PROBLEM TO WORK ON:
Where the word "offset" occurs in a line, return that line.

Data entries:
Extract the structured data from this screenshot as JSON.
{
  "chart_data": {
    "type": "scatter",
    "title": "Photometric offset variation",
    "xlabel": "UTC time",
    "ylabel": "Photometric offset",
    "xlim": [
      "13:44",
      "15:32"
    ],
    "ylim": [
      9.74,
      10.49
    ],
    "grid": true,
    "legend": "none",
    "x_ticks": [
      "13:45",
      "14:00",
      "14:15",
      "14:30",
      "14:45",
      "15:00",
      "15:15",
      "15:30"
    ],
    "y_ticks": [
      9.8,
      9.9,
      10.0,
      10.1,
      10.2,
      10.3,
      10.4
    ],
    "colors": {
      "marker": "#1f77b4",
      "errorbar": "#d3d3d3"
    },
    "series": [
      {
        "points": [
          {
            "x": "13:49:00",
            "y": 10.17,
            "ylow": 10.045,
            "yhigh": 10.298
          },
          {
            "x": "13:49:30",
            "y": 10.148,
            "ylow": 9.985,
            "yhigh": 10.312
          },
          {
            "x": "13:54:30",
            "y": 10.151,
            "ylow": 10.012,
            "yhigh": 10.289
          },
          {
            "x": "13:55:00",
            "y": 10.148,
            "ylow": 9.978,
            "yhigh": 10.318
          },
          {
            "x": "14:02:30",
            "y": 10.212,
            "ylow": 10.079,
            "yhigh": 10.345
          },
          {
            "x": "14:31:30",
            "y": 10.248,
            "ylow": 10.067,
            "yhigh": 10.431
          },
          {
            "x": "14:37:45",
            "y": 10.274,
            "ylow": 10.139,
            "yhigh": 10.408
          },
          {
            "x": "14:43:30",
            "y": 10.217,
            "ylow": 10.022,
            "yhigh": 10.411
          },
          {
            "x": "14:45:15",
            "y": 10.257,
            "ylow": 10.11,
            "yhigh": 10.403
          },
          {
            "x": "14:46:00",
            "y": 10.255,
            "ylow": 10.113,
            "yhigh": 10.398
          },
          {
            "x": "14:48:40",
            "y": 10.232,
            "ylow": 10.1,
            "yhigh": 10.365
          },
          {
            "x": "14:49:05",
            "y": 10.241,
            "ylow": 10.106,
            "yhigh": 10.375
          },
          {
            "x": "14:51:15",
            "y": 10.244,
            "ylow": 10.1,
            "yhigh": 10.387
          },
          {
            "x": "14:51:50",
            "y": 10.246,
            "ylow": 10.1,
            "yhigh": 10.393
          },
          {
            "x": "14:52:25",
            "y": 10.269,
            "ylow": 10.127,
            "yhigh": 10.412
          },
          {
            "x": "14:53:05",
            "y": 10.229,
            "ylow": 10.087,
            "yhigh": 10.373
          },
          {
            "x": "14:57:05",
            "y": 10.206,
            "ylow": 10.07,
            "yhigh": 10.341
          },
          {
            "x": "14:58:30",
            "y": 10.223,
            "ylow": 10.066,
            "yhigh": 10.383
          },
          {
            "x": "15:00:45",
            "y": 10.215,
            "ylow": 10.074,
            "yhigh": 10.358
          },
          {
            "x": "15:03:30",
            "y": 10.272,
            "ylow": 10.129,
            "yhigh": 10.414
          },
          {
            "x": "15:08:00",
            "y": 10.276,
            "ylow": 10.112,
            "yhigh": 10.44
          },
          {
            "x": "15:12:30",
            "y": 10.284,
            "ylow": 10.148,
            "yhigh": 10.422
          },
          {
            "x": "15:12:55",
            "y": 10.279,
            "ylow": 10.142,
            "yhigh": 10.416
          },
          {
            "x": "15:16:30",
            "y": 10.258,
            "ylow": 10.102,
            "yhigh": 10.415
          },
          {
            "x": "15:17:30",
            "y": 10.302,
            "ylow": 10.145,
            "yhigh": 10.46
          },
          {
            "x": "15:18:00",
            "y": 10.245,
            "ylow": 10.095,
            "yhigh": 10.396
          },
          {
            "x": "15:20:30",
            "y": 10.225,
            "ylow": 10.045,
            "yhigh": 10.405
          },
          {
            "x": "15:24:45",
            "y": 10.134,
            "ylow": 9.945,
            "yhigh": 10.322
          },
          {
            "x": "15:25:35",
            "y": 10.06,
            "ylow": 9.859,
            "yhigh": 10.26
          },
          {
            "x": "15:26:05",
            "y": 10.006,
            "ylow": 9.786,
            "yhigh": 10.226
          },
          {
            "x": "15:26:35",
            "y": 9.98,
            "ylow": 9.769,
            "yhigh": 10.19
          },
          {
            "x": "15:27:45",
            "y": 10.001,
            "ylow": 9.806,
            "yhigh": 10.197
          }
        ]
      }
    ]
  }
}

COMPLETED TASK:
    "title": "Photometric offset variation",
    "ylabel": "Photometric offset",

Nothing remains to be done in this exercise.